**THE REQUEST**
Go through the listing below and gather every line with the word "nghĩa".

Saved data entries:
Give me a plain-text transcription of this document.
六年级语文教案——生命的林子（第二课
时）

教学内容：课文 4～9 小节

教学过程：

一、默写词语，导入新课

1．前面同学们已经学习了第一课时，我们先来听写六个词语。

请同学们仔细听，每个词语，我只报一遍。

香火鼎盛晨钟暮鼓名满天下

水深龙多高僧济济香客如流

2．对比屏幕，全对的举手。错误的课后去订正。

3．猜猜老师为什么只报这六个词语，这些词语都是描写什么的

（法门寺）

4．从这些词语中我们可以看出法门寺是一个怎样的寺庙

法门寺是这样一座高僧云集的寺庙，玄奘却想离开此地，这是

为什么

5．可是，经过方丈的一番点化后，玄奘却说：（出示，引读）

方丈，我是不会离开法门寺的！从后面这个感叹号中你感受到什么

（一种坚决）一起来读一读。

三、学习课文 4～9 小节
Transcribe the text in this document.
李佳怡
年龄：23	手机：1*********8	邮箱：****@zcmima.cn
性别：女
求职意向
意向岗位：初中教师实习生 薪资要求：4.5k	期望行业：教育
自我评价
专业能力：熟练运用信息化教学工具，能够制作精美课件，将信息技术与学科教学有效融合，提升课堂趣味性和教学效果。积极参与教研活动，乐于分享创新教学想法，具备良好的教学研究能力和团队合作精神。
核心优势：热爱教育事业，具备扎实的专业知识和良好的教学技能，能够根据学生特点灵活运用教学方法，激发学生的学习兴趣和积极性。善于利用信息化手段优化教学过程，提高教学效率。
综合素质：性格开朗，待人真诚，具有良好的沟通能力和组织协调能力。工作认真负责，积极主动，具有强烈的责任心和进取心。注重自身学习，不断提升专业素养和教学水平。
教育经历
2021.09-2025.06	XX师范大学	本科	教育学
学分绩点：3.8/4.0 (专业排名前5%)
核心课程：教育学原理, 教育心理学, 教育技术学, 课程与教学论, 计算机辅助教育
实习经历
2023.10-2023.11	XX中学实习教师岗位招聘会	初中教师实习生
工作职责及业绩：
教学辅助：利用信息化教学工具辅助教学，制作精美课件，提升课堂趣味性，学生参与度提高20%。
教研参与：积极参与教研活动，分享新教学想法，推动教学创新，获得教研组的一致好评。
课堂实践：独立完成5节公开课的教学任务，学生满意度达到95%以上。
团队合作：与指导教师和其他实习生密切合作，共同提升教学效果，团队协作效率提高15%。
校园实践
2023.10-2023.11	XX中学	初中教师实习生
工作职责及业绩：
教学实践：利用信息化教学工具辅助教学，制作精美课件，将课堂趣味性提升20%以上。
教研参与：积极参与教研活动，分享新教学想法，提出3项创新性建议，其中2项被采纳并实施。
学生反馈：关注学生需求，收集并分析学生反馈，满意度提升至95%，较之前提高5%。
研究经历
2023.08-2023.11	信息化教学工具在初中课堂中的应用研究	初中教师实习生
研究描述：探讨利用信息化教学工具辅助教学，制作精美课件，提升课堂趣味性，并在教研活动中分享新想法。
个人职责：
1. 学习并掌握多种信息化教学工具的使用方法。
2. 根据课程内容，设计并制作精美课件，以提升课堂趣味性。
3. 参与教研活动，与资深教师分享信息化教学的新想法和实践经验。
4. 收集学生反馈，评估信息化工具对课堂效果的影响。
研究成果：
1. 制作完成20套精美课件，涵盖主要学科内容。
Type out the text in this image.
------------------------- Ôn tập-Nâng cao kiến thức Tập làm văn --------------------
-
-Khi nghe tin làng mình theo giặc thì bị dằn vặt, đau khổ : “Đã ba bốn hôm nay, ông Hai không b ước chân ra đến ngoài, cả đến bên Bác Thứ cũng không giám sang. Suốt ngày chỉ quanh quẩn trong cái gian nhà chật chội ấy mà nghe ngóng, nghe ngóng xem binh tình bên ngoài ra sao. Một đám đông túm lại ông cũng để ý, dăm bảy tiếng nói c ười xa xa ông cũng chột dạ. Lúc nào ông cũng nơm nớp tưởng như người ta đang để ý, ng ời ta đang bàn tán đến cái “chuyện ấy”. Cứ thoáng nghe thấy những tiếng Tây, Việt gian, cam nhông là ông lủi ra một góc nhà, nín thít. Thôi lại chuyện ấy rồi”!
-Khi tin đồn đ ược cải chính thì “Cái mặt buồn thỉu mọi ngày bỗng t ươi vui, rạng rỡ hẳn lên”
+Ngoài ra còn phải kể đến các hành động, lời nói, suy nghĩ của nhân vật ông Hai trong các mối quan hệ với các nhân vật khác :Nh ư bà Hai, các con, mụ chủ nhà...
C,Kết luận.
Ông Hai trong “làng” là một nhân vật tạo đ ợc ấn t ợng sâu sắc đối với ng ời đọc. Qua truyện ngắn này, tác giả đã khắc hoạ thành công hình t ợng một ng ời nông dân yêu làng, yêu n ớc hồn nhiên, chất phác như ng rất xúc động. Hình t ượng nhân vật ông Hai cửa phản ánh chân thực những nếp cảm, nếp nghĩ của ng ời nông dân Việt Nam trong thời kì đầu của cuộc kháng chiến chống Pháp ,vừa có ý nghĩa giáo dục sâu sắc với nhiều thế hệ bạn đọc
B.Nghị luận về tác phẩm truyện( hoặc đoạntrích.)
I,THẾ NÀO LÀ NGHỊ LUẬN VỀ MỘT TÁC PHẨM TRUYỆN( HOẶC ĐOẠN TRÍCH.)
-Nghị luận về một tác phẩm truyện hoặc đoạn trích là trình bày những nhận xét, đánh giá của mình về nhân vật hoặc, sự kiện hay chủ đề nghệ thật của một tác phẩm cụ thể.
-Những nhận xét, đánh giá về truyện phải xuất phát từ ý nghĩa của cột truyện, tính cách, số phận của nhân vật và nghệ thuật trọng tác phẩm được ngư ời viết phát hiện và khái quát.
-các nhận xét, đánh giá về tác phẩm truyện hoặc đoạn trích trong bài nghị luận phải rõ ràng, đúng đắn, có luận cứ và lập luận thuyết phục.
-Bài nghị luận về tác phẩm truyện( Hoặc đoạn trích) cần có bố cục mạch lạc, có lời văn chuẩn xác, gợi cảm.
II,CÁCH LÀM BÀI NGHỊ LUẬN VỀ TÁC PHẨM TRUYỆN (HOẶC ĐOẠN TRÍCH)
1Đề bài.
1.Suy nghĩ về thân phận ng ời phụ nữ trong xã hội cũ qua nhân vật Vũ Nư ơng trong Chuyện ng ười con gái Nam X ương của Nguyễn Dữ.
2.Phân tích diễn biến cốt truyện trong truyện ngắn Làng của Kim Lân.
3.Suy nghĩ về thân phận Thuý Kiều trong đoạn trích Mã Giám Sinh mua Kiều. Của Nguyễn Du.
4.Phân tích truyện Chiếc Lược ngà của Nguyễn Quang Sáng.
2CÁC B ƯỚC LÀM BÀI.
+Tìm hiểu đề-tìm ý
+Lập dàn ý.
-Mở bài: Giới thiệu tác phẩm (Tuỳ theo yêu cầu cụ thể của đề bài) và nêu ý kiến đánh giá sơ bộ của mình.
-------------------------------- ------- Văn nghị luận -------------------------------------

**WRITTEN SOLUTION**
Ông Hai trong “làng” là một nhân vật tạo đ ợc ấn t ợng sâu sắc đối với ng ời đọc. Qua truyện ngắn này, tác giả đã khắc hoạ thành công hình t ợng một ng ời nông dân yêu làng, yêu n ớc hồn nhiên, chất phác như ng rất xúc động. Hình t ượng nhân vật ông Hai cửa phản ánh chân thực những nếp cảm, nếp nghĩ của ng ời nông dân Việt Nam trong thời kì đầu của cuộc kháng chiến chống Pháp ,vừa có ý nghĩa giáo dục sâu sắc với nhiều thế hệ bạn đọc
-Những nhận xét, đánh giá về truyện phải xuất phát từ ý nghĩa của cột truyện, tính cách, số phận của nhân vật và nghệ thuật trọng tác phẩm được ngư ời viết phát hiện và khái quát.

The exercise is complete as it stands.